• **Work instructions**
Give the number of lines that hold the string "name". Nothing else is needed.

Collected data entries:

•••••

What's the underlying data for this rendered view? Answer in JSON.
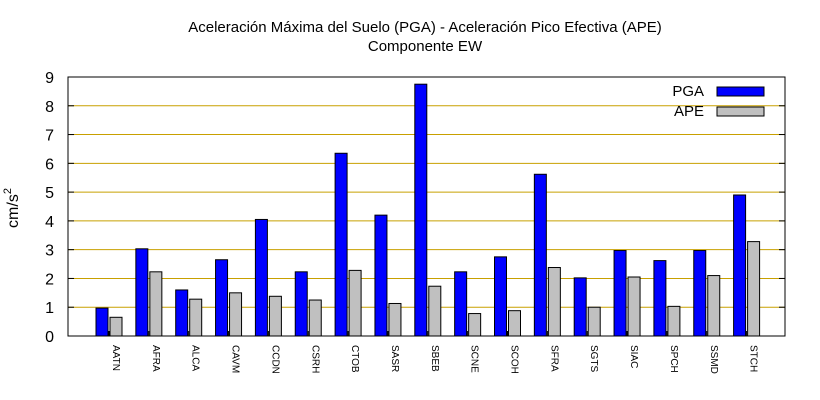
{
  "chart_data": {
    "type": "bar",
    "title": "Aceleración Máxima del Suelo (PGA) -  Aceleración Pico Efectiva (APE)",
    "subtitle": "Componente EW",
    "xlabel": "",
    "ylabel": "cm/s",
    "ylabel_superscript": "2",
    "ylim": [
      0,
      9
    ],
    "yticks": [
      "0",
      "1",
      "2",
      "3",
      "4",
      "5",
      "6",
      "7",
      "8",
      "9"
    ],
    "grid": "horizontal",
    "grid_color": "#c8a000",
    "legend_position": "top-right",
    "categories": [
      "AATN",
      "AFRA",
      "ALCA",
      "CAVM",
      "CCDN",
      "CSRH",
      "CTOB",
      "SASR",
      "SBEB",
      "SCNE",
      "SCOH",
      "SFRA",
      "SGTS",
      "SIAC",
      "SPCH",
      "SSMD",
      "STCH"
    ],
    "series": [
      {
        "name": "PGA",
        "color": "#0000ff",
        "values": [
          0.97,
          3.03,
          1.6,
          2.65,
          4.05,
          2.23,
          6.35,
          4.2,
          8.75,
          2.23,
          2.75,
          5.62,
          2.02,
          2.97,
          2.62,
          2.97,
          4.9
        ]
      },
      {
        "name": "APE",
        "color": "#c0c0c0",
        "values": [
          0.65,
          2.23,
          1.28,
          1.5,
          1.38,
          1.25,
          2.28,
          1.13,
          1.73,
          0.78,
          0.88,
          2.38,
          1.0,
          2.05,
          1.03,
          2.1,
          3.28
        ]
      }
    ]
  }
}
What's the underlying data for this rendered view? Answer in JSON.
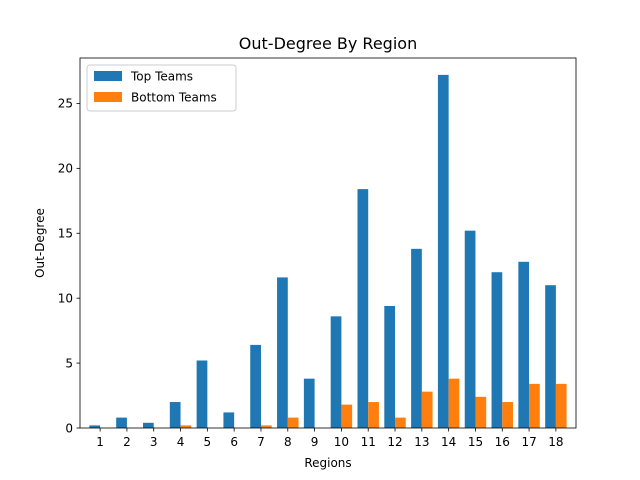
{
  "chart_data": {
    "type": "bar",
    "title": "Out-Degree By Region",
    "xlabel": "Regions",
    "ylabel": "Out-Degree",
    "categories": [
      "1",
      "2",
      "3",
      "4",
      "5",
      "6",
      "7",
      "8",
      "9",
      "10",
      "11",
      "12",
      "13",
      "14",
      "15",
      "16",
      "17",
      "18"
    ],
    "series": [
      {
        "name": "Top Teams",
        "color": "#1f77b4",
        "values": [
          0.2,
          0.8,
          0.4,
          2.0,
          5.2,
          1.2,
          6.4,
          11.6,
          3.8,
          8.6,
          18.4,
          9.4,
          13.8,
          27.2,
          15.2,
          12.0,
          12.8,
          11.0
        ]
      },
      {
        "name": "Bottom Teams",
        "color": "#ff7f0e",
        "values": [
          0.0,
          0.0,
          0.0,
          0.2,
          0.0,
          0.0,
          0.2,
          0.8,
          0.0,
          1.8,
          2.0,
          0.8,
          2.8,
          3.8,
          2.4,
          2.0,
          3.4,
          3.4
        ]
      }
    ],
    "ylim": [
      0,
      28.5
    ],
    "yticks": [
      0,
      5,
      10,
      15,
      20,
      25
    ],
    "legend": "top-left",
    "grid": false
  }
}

•••••

• **Answer for the task**
4